[Dataset excerpt]
* * * * * * *

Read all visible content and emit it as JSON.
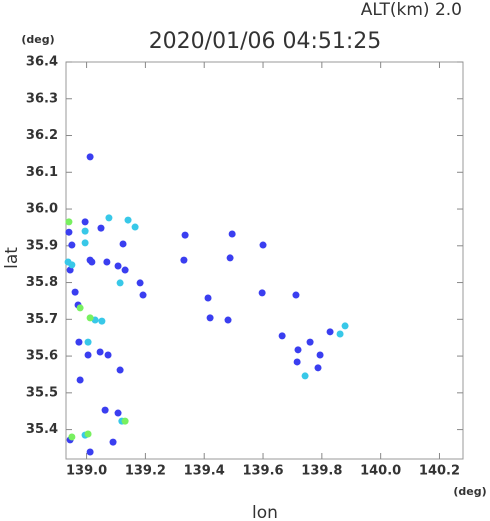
{
  "chart_data": {
    "type": "scatter",
    "title": "2020/01/06 04:51:25",
    "subtitle": "ALT(km) 2.0",
    "x_label": "lon",
    "y_label": "lat",
    "x_unit": "(deg)",
    "y_unit": "(deg)",
    "xlim": [
      138.93,
      140.28
    ],
    "ylim": [
      35.32,
      36.4
    ],
    "xticks": [
      {
        "value": 139,
        "label": "139.0"
      },
      139.2,
      139.4,
      139.6,
      139.8,
      {
        "value": 140,
        "label": "140.0"
      },
      140.2
    ],
    "yticks": [
      35.4,
      35.5,
      35.6,
      35.7,
      35.8,
      35.9,
      {
        "value": 36,
        "label": "36.0"
      },
      36.1,
      36.2,
      36.3,
      36.4
    ],
    "grid": false,
    "series": [
      {
        "color": "#3a3ef0",
        "x": [
          138.94,
          138.95,
          138.995,
          139.012,
          139.018,
          138.944,
          138.961,
          138.971,
          138.974,
          139.005,
          139.046,
          139.073,
          139.114,
          139.063,
          139.107,
          139.09,
          139.012,
          138.944,
          139.495,
          139.6,
          139.488,
          139.331,
          139.597,
          139.712,
          139.665,
          139.76,
          139.719,
          139.794,
          139.828,
          139.716,
          139.787,
          139.182,
          139.192,
          139.124,
          139.131,
          139.107,
          139.069,
          139.335,
          139.413,
          139.481,
          139.42,
          139.049,
          139.012,
          138.978
        ],
        "y": [
          35.937,
          35.902,
          35.965,
          35.861,
          35.856,
          35.834,
          35.774,
          35.739,
          35.638,
          35.603,
          35.611,
          35.603,
          35.562,
          35.453,
          35.445,
          35.366,
          35.339,
          35.372,
          35.932,
          35.902,
          35.867,
          35.861,
          35.772,
          35.766,
          35.655,
          35.638,
          35.617,
          35.603,
          35.666,
          35.584,
          35.568,
          35.799,
          35.766,
          35.905,
          35.834,
          35.845,
          35.856,
          35.929,
          35.758,
          35.698,
          35.704,
          35.948,
          36.142,
          35.535
        ]
      },
      {
        "color": "#38c8e8",
        "x": [
          138.937,
          138.995,
          138.995,
          138.95,
          139.029,
          139.052,
          139.005,
          139.076,
          139.141,
          139.114,
          139.743,
          139.879,
          139.862,
          139.12,
          138.995,
          139.165
        ],
        "y": [
          35.856,
          35.908,
          35.94,
          35.848,
          35.698,
          35.695,
          35.638,
          35.976,
          35.97,
          35.799,
          35.546,
          35.682,
          35.66,
          35.423,
          35.385,
          35.951
        ]
      },
      {
        "color": "#78f060",
        "x": [
          138.94,
          138.978,
          139.012,
          138.95,
          139.005,
          139.131
        ],
        "y": [
          35.965,
          35.731,
          35.704,
          35.38,
          35.388,
          35.423
        ]
      }
    ]
  }
}
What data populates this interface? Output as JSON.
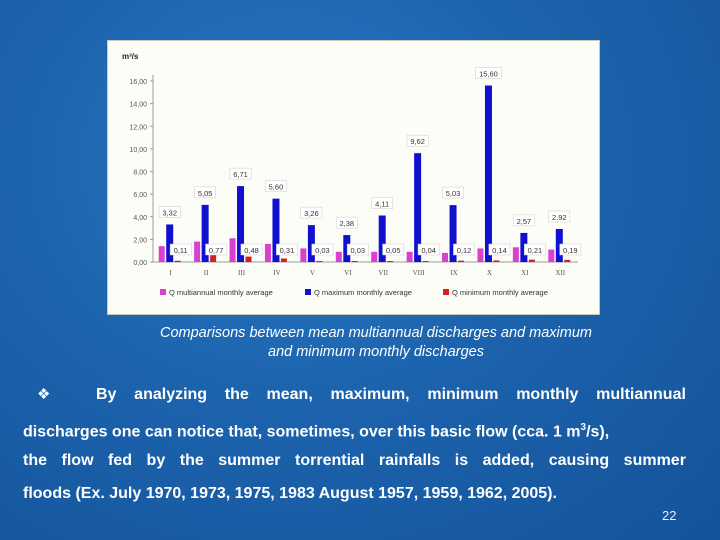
{
  "chart_data": {
    "type": "bar",
    "ylabel": "m³/s",
    "categories": [
      "I",
      "II",
      "III",
      "IV",
      "V",
      "VI",
      "VII",
      "VIII",
      "IX",
      "X",
      "XI",
      "XII"
    ],
    "ylim": [
      0,
      16
    ],
    "yticks": [
      "0,00",
      "2,00",
      "4,00",
      "6,00",
      "8,00",
      "10,00",
      "12,00",
      "14,00",
      "16,00"
    ],
    "series": [
      {
        "name": "Q multiannual monthly average",
        "color": "#d93fd0",
        "values": [
          1.4,
          1.8,
          2.1,
          1.6,
          1.2,
          0.9,
          0.9,
          0.9,
          0.8,
          1.2,
          1.3,
          1.1
        ],
        "labels": null
      },
      {
        "name": "Q maximum monthly average",
        "color": "#1010d0",
        "values": [
          3.32,
          5.05,
          6.71,
          5.6,
          3.26,
          2.38,
          4.11,
          9.62,
          5.03,
          15.6,
          2.57,
          2.92
        ],
        "labels": [
          "3,32",
          "5,05",
          "6,71",
          "5,60",
          "3,26",
          "2,38",
          "4,11",
          "9,62",
          "5,03",
          "15,60",
          "2,57",
          "2.92"
        ]
      },
      {
        "name": "Q minimum monthly average",
        "color": "#d42020",
        "values": [
          0.11,
          0.77,
          0.48,
          0.31,
          0.03,
          0.03,
          0.05,
          0.04,
          0.12,
          0.14,
          0.21,
          0.19
        ],
        "labels": [
          "0,11",
          "0,77",
          "0,48",
          "0,31",
          "0,03",
          "0,03",
          "0,05",
          "0,04",
          "0,12",
          "0,14",
          "0,21",
          "0,19"
        ]
      }
    ],
    "legend_position": "bottom",
    "grid": false
  },
  "caption": {
    "line1": "Comparisons between mean multiannual discharges and maximum",
    "line2": "and  minimum monthly discharges"
  },
  "body": {
    "line1_words": [
      "By",
      "analyzing",
      "the",
      "mean,",
      "maximum,",
      "minimum",
      "monthly",
      "multiannual"
    ],
    "line2_pre": "discharges one can notice that, sometimes, over this basic flow (cca. 1 m",
    "line2_sup": "3",
    "line2_post": "/s),",
    "line3_words": [
      "the",
      "flow",
      "fed",
      "by",
      "the",
      "summer",
      "torrential",
      "rainfalls",
      "is",
      "added,",
      "causing",
      "summer"
    ],
    "line4": "floods (Ex. July 1970, 1973, 1975, 1983 August 1957, 1959, 1962, 2005)."
  },
  "page_number": "22",
  "bullet_icon": "diamond-bullet-icon"
}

* * * * * * *

=== What the exercise asks ===
Among the lines of the data above, determine how many contain the word "minimum". Report the number alone.

=== Result below ===
3